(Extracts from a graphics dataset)
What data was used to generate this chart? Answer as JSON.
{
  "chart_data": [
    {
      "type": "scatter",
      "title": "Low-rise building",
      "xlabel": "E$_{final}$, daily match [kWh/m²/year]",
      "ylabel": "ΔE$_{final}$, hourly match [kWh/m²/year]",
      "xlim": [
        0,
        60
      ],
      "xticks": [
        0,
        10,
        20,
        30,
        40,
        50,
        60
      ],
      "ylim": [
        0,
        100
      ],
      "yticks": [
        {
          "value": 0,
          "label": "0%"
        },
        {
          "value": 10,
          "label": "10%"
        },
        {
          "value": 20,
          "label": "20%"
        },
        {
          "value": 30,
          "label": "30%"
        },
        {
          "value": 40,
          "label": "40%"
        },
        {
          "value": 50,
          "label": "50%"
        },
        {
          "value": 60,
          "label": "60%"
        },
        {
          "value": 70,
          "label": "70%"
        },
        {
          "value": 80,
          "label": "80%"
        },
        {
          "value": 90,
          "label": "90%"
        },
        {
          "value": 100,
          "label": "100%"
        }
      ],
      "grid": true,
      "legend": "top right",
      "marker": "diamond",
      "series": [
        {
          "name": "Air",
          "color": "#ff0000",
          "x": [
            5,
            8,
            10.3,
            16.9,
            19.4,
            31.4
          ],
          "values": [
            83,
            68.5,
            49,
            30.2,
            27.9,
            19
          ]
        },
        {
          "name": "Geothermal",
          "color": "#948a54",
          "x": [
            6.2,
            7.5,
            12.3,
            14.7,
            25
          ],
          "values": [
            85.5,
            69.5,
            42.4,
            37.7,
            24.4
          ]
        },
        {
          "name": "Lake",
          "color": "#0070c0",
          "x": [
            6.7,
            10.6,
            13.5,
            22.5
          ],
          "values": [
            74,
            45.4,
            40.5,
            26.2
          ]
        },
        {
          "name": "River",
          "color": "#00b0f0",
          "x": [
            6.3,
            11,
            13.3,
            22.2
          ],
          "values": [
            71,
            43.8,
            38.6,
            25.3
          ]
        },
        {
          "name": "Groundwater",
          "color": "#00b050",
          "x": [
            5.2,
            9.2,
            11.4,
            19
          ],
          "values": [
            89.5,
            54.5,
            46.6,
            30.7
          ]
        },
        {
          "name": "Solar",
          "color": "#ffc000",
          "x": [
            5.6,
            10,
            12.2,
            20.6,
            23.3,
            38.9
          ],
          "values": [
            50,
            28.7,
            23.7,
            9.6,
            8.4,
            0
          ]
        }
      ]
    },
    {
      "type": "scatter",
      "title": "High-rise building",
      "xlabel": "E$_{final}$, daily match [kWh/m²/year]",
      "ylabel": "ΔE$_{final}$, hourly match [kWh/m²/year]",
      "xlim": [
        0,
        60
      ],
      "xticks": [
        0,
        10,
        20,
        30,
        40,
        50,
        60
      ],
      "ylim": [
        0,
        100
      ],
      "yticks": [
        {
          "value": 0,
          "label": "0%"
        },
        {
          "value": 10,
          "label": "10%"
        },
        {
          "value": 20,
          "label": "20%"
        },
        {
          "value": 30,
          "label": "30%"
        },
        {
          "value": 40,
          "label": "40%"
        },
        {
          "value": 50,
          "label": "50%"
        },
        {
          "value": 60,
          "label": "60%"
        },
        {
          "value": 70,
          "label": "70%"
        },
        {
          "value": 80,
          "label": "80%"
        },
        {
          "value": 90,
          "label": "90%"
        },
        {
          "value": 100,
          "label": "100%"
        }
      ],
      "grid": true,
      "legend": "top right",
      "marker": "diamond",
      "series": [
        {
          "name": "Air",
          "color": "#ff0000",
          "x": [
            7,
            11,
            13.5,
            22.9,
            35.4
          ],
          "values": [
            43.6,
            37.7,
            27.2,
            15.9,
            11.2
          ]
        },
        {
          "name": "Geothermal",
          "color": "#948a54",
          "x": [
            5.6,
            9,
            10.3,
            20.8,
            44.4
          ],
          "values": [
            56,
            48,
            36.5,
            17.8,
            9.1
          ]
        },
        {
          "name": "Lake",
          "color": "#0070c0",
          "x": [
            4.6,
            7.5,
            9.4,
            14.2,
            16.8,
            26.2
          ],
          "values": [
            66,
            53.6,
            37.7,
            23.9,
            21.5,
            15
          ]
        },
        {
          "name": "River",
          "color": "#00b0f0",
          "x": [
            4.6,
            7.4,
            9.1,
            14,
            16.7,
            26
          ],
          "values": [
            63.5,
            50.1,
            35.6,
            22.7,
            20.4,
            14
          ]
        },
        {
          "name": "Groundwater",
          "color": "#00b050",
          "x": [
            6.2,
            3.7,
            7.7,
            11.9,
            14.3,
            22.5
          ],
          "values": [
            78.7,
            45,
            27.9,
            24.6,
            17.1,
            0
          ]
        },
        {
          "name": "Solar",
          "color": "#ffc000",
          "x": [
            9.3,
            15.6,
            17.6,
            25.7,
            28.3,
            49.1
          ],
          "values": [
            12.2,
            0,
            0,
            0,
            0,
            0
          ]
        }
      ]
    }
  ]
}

● Problem description
Each line of the material above needs to be quoted exactly, please.

● Worked answer
What data was used to generate this chart? Answer as JSON.
{
  "chart_data": [
    {
      "type": "scatter",
      "title": "Low-rise building",
      "xlabel": "E$_{final}$, daily match [kWh/m²/year]",
      "ylabel": "ΔE$_{final}$, hourly match [kWh/m²/year]",
      "xlim": [
        0,
        60
      ],
      "xticks": [
        0,
        10,
        20,
        30,
        40,
        50,
        60
      ],
      "ylim": [
        0,
        100
      ],
      "yticks": [
        {
          "value": 0,
          "label": "0%"
        },
        {
          "value": 10,
          "label": "10%"
        },
        {
          "value": 20,
          "label": "20%"
        },
        {
          "value": 30,
          "label": "30%"
        },
        {
          "value": 40,
          "label": "40%"
        },
        {
          "value": 50,
          "label": "50%"
        },
        {
          "value": 60,
          "label": "60%"
        },
        {
          "value": 70,
          "label": "70%"
        },
        {
          "value": 80,
          "label": "80%"
        },
        {
          "value": 90,
          "label": "90%"
        },
        {
          "value": 100,
          "label": "100%"
        }
      ],
      "grid": true,
      "legend": "top right",
      "marker": "diamond",
      "series": [
        {
          "name": "Air",
          "color": "#ff0000",
          "x": [
            5,
            8,
            10.3,
            16.9,
            19.4,
            31.4
          ],
          "values": [
            83,
            68.5,
            49,
            30.2,
            27.9,
            19
          ]
        },
        {
          "name": "Geothermal",
          "color": "#948a54",
          "x": [
            6.2,
            7.5,
            12.3,
            14.7,
            25
          ],
          "values": [
            85.5,
            69.5,
            42.4,
            37.7,
            24.4
          ]
        },
        {
          "name": "Lake",
          "color": "#0070c0",
          "x": [
            6.7,
            10.6,
            13.5,
            22.5
          ],
          "values": [
            74,
            45.4,
            40.5,
            26.2
          ]
        },
        {
          "name": "River",
          "color": "#00b0f0",
          "x": [
            6.3,
            11,
            13.3,
            22.2
          ],
          "values": [
            71,
            43.8,
            38.6,
            25.3
          ]
        },
        {
          "name": "Groundwater",
          "color": "#00b050",
          "x": [
            5.2,
            9.2,
            11.4,
            19
          ],
          "values": [
            89.5,
            54.5,
            46.6,
            30.7
          ]
        },
        {
          "name": "Solar",
          "color": "#ffc000",
          "x": [
            5.6,
            10,
            12.2,
            20.6,
            23.3,
            38.9
          ],
          "values": [
            50,
            28.7,
            23.7,
            9.6,
            8.4,
            0
          ]
        }
      ]
    },
    {
      "type": "scatter",
      "title": "High-rise building",
      "xlabel": "E$_{final}$, daily match [kWh/m²/year]",
      "ylabel": "ΔE$_{final}$, hourly match [kWh/m²/year]",
      "xlim": [
        0,
        60
      ],
      "xticks": [
        0,
        10,
        20,
        30,
        40,
        50,
        60
      ],
      "ylim": [
        0,
        100
      ],
      "yticks": [
        {
          "value": 0,
          "label": "0%"
        },
        {
          "value": 10,
          "label": "10%"
        },
        {
          "value": 20,
          "label": "20%"
        },
        {
          "value": 30,
          "label": "30%"
        },
        {
          "value": 40,
          "label": "40%"
        },
        {
          "value": 50,
          "label": "50%"
        },
        {
          "value": 60,
          "label": "60%"
        },
        {
          "value": 70,
          "label": "70%"
        },
        {
          "value": 80,
          "label": "80%"
        },
        {
          "value": 90,
          "label": "90%"
        },
        {
          "value": 100,
          "label": "100%"
        }
      ],
      "grid": true,
      "legend": "top right",
      "marker": "diamond",
      "series": [
        {
          "name": "Air",
          "color": "#ff0000",
          "x": [
            7,
            11,
            13.5,
            22.9,
            35.4
          ],
          "values": [
            43.6,
            37.7,
            27.2,
            15.9,
            11.2
          ]
        },
        {
          "name": "Geothermal",
          "color": "#948a54",
          "x": [
            5.6,
            9,
            10.3,
            20.8,
            44.4
          ],
          "values": [
            56,
            48,
            36.5,
            17.8,
            9.1
          ]
        },
        {
          "name": "Lake",
          "color": "#0070c0",
          "x": [
            4.6,
            7.5,
            9.4,
            14.2,
            16.8,
            26.2
          ],
          "values": [
            66,
            53.6,
            37.7,
            23.9,
            21.5,
            15
          ]
        },
        {
          "name": "River",
          "color": "#00b0f0",
          "x": [
            4.6,
            7.4,
            9.1,
            14,
            16.7,
            26
          ],
          "values": [
            63.5,
            50.1,
            35.6,
            22.7,
            20.4,
            14
          ]
        },
        {
          "name": "Groundwater",
          "color": "#00b050",
          "x": [
            6.2,
            3.7,
            7.7,
            11.9,
            14.3,
            22.5
          ],
          "values": [
            78.7,
            45,
            27.9,
            24.6,
            17.1,
            0
          ]
        },
        {
          "name": "Solar",
          "color": "#ffc000",
          "x": [
            9.3,
            15.6,
            17.6,
            25.7,
            28.3,
            49.1
          ],
          "values": [
            12.2,
            0,
            0,
            0,
            0,
            0
          ]
        }
      ]
    }
  ]
}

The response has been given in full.